WRITTEN PROBLEM — From the entries below, copy every line that holds the word "English".

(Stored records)
---*---
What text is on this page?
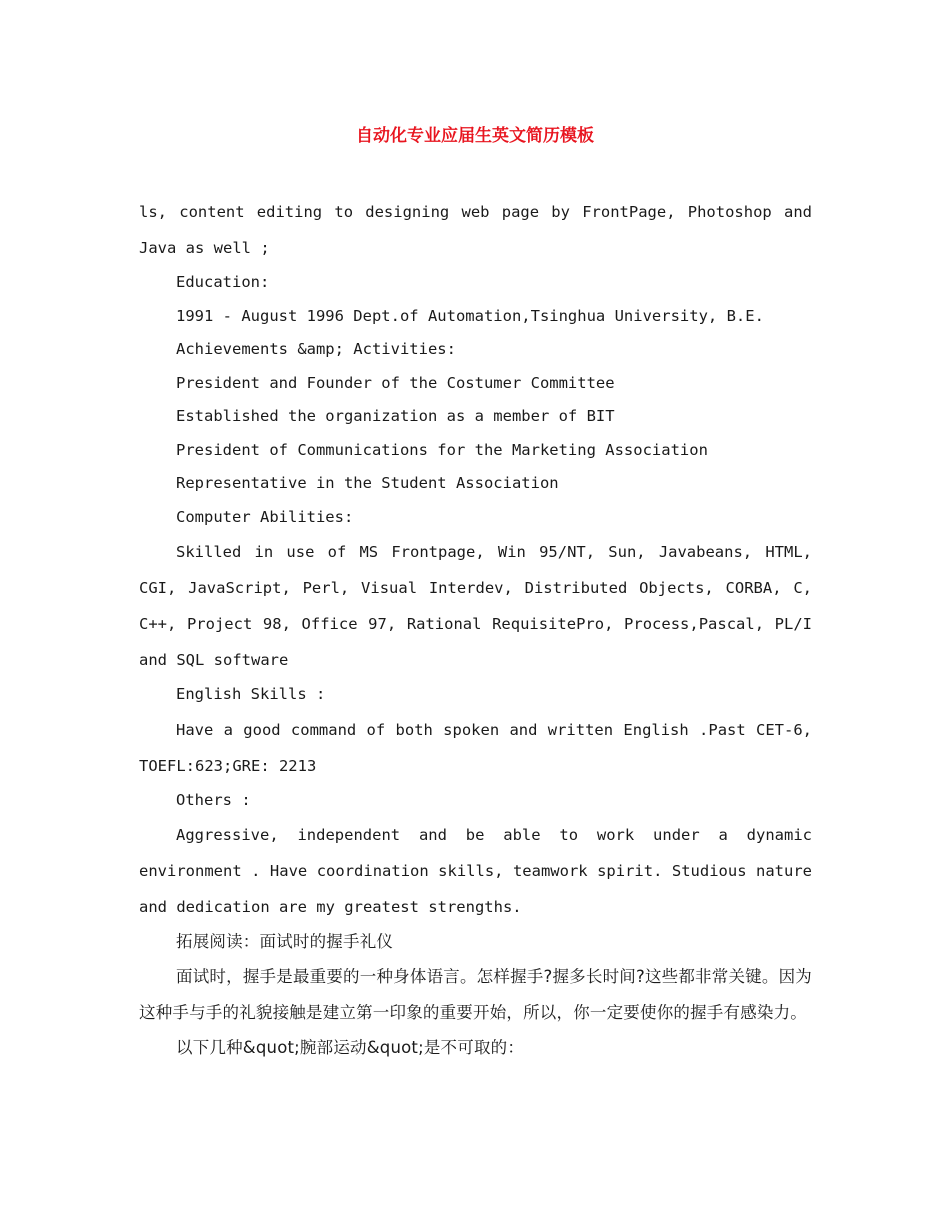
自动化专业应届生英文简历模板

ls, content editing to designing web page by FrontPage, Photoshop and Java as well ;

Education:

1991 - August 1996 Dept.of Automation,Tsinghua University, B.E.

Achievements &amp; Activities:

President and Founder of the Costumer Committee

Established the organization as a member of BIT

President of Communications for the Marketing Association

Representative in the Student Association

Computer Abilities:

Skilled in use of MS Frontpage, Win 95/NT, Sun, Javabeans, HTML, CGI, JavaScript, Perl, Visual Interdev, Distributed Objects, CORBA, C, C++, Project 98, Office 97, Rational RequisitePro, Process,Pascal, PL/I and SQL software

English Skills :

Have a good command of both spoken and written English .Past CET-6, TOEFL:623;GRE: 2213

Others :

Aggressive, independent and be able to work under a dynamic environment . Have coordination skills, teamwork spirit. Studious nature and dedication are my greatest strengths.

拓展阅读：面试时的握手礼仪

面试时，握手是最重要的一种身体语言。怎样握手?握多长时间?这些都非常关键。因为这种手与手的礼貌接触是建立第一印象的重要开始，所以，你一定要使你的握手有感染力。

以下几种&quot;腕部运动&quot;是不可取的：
---*---
CORRECT RESPONSE —
English Skills :
Have a good command of both spoken and written English .Past CET-6, TOEFL:623;GRE: 2213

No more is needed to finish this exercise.